• _What needs to be done_:
All of the material below is to be retyped exactly.

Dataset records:
■ ■ ■
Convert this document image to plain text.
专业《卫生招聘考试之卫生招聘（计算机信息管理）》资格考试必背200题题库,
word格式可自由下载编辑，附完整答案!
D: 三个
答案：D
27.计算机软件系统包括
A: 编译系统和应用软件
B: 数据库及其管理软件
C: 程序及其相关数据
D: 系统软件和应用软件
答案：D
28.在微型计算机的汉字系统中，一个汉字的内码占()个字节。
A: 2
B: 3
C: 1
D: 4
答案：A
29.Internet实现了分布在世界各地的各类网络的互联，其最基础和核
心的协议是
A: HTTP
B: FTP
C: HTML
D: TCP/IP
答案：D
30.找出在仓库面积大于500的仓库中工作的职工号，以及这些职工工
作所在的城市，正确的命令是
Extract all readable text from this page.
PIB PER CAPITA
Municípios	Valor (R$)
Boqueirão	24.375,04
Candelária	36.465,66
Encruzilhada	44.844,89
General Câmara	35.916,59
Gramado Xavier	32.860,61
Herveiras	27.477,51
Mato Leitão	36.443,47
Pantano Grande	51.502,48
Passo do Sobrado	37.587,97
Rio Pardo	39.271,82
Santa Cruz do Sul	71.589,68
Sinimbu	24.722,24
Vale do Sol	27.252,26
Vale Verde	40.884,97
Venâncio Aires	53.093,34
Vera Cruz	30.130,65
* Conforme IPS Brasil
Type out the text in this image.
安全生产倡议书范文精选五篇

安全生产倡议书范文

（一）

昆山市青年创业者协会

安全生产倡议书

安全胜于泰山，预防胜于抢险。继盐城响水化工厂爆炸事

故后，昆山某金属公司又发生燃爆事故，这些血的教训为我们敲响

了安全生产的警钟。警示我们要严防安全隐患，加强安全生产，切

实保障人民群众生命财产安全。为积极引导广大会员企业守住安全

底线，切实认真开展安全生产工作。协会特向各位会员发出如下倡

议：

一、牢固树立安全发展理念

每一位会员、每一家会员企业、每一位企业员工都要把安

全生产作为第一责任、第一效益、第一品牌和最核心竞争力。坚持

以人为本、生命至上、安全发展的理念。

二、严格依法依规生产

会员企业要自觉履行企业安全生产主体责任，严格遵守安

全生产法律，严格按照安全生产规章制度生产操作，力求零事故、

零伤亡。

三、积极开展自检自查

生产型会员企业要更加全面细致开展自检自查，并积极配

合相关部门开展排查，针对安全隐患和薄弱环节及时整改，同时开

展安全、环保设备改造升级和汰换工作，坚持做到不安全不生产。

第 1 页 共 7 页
■ ■ ■
• _Solution_:
Convert this document image to plain text.
专业《卫生招聘考试之卫生招聘（计算机信息管理）》资格考试必背200题题库,
word格式可自由下载编辑，附完整答案!
D: 三个
答案：D
27.计算机软件系统包括
A: 编译系统和应用软件
B: 数据库及其管理软件
C: 程序及其相关数据
D: 系统软件和应用软件
答案：D
28.在微型计算机的汉字系统中，一个汉字的内码占()个字节。
A: 2
B: 3
C: 1
D: 4
答案：A
29.Internet实现了分布在世界各地的各类网络的互联，其最基础和核
心的协议是
A: HTTP
B: FTP
C: HTML
D: TCP/IP
答案：D
30.找出在仓库面积大于500的仓库中工作的职工号，以及这些职工工
作所在的城市，正确的命令是
Extract all readable text from this page.
PIB PER CAPITA
Municípios	Valor (R$)
Boqueirão	24.375,04
Candelária	36.465,66
Encruzilhada	44.844,89
General Câmara	35.916,59
Gramado Xavier	32.860,61
Herveiras	27.477,51
Mato Leitão	36.443,47
Pantano Grande	51.502,48
Passo do Sobrado	37.587,97
Rio Pardo	39.271,82
Santa Cruz do Sul	71.589,68
Sinimbu	24.722,24
Vale do Sol	27.252,26
Vale Verde	40.884,97
Venâncio Aires	53.093,34
Vera Cruz	30.130,65
* Conforme IPS Brasil
Type out the text in this image.
安全生产倡议书范文精选五篇

安全生产倡议书范文

（一）

昆山市青年创业者协会

安全生产倡议书

安全胜于泰山，预防胜于抢险。继盐城响水化工厂爆炸事

故后，昆山某金属公司又发生燃爆事故，这些血的教训为我们敲响

了安全生产的警钟。警示我们要严防安全隐患，加强安全生产，切

实保障人民群众生命财产安全。为积极引导广大会员企业守住安全

底线，切实认真开展安全生产工作。协会特向各位会员发出如下倡

议：

一、牢固树立安全发展理念

每一位会员、每一家会员企业、每一位企业员工都要把安

全生产作为第一责任、第一效益、第一品牌和最核心竞争力。坚持

以人为本、生命至上、安全发展的理念。

二、严格依法依规生产

会员企业要自觉履行企业安全生产主体责任，严格遵守安

全生产法律，严格按照安全生产规章制度生产操作，力求零事故、

零伤亡。

三、积极开展自检自查

生产型会员企业要更加全面细致开展自检自查，并积极配

合相关部门开展排查，针对安全隐患和薄弱环节及时整改，同时开

展安全、环保设备改造升级和汰换工作，坚持做到不安全不生产。

第 1 页 共 7 页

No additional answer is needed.